RECORDS PROVIDED:

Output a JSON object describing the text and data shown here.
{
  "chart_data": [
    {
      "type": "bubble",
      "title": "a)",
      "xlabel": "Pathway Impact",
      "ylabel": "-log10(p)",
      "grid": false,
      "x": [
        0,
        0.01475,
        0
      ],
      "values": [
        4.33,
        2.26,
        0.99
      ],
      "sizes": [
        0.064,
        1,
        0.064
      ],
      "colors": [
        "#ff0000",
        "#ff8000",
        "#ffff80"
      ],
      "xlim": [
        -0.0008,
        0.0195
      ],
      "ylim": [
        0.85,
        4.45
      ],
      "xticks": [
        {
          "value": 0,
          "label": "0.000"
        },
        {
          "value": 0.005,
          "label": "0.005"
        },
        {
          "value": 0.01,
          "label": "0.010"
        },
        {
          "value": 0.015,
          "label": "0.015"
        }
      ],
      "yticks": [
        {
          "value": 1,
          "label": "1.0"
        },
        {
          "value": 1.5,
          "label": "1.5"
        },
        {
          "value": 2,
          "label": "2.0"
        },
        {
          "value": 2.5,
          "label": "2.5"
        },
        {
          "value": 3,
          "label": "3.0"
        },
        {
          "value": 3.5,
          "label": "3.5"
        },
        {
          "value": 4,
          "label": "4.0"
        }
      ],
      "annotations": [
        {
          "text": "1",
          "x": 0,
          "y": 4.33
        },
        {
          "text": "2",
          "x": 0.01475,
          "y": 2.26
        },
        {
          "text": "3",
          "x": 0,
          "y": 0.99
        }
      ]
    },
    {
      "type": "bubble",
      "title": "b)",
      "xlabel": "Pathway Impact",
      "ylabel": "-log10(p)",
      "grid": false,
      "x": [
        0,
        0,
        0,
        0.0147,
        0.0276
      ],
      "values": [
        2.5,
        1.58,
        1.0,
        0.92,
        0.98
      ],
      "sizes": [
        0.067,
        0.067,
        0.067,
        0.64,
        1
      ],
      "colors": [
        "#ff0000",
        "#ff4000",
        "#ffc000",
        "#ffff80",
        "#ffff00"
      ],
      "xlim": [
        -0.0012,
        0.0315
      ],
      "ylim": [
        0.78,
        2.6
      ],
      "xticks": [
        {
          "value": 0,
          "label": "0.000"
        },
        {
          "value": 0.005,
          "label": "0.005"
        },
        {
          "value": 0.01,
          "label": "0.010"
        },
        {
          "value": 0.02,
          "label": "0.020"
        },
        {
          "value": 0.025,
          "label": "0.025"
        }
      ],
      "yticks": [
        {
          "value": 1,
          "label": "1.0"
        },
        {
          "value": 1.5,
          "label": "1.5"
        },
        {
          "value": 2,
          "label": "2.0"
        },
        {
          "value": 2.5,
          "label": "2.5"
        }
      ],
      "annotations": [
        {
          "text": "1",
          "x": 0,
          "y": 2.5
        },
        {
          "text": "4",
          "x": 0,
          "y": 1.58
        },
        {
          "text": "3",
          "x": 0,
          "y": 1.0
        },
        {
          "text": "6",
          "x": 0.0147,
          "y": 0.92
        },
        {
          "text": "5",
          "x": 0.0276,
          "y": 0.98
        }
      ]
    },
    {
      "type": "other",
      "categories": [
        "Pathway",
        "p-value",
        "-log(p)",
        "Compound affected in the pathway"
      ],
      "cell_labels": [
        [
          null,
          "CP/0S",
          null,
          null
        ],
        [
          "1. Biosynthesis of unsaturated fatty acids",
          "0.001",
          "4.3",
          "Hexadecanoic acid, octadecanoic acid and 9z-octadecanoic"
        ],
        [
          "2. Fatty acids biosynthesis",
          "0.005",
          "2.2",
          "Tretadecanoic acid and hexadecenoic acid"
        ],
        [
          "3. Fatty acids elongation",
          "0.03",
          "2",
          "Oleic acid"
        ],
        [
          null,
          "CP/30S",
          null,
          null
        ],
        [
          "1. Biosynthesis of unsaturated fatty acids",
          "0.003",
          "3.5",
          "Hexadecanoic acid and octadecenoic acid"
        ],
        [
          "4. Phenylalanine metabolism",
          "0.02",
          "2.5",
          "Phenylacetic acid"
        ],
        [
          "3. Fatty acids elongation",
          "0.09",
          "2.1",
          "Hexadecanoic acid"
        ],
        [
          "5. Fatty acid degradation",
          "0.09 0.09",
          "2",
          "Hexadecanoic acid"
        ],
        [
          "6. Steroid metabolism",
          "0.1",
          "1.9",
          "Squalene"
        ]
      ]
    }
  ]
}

EXERCISE AIM: Extract every entry above as it appears.

WRITTEN ANSWER:
Output a JSON object describing the text and data shown here.
{
  "chart_data": [
    {
      "type": "bubble",
      "title": "a)",
      "xlabel": "Pathway Impact",
      "ylabel": "-log10(p)",
      "grid": false,
      "x": [
        0,
        0.01475,
        0
      ],
      "values": [
        4.33,
        2.26,
        0.99
      ],
      "sizes": [
        0.064,
        1,
        0.064
      ],
      "colors": [
        "#ff0000",
        "#ff8000",
        "#ffff80"
      ],
      "xlim": [
        -0.0008,
        0.0195
      ],
      "ylim": [
        0.85,
        4.45
      ],
      "xticks": [
        {
          "value": 0,
          "label": "0.000"
        },
        {
          "value": 0.005,
          "label": "0.005"
        },
        {
          "value": 0.01,
          "label": "0.010"
        },
        {
          "value": 0.015,
          "label": "0.015"
        }
      ],
      "yticks": [
        {
          "value": 1,
          "label": "1.0"
        },
        {
          "value": 1.5,
          "label": "1.5"
        },
        {
          "value": 2,
          "label": "2.0"
        },
        {
          "value": 2.5,
          "label": "2.5"
        },
        {
          "value": 3,
          "label": "3.0"
        },
        {
          "value": 3.5,
          "label": "3.5"
        },
        {
          "value": 4,
          "label": "4.0"
        }
      ],
      "annotations": [
        {
          "text": "1",
          "x": 0,
          "y": 4.33
        },
        {
          "text": "2",
          "x": 0.01475,
          "y": 2.26
        },
        {
          "text": "3",
          "x": 0,
          "y": 0.99
        }
      ]
    },
    {
      "type": "bubble",
      "title": "b)",
      "xlabel": "Pathway Impact",
      "ylabel": "-log10(p)",
      "grid": false,
      "x": [
        0,
        0,
        0,
        0.0147,
        0.0276
      ],
      "values": [
        2.5,
        1.58,
        1.0,
        0.92,
        0.98
      ],
      "sizes": [
        0.067,
        0.067,
        0.067,
        0.64,
        1
      ],
      "colors": [
        "#ff0000",
        "#ff4000",
        "#ffc000",
        "#ffff80",
        "#ffff00"
      ],
      "xlim": [
        -0.0012,
        0.0315
      ],
      "ylim": [
        0.78,
        2.6
      ],
      "xticks": [
        {
          "value": 0,
          "label": "0.000"
        },
        {
          "value": 0.005,
          "label": "0.005"
        },
        {
          "value": 0.01,
          "label": "0.010"
        },
        {
          "value": 0.02,
          "label": "0.020"
        },
        {
          "value": 0.025,
          "label": "0.025"
        }
      ],
      "yticks": [
        {
          "value": 1,
          "label": "1.0"
        },
        {
          "value": 1.5,
          "label": "1.5"
        },
        {
          "value": 2,
          "label": "2.0"
        },
        {
          "value": 2.5,
          "label": "2.5"
        }
      ],
      "annotations": [
        {
          "text": "1",
          "x": 0,
          "y": 2.5
        },
        {
          "text": "4",
          "x": 0,
          "y": 1.58
        },
        {
          "text": "3",
          "x": 0,
          "y": 1.0
        },
        {
          "text": "6",
          "x": 0.0147,
          "y": 0.92
        },
        {
          "text": "5",
          "x": 0.0276,
          "y": 0.98
        }
      ]
    },
    {
      "type": "other",
      "categories": [
        "Pathway",
        "p-value",
        "-log(p)",
        "Compound affected in the pathway"
      ],
      "cell_labels": [
        [
          null,
          "CP/0S",
          null,
          null
        ],
        [
          "1. Biosynthesis of unsaturated fatty acids",
          "0.001",
          "4.3",
          "Hexadecanoic acid, octadecanoic acid and 9z-octadecanoic"
        ],
        [
          "2. Fatty acids biosynthesis",
          "0.005",
          "2.2",
          "Tretadecanoic acid and hexadecenoic acid"
        ],
        [
          "3. Fatty acids elongation",
          "0.03",
          "2",
          "Oleic acid"
        ],
        [
          null,
          "CP/30S",
          null,
          null
        ],
        [
          "1. Biosynthesis of unsaturated fatty acids",
          "0.003",
          "3.5",
          "Hexadecanoic acid and octadecenoic acid"
        ],
        [
          "4. Phenylalanine metabolism",
          "0.02",
          "2.5",
          "Phenylacetic acid"
        ],
        [
          "3. Fatty acids elongation",
          "0.09",
          "2.1",
          "Hexadecanoic acid"
        ],
        [
          "5. Fatty acid degradation",
          "0.09 0.09",
          "2",
          "Hexadecanoic acid"
        ],
        [
          "6. Steroid metabolism",
          "0.1",
          "1.9",
          "Squalene"
        ]
      ]
    }
  ]
}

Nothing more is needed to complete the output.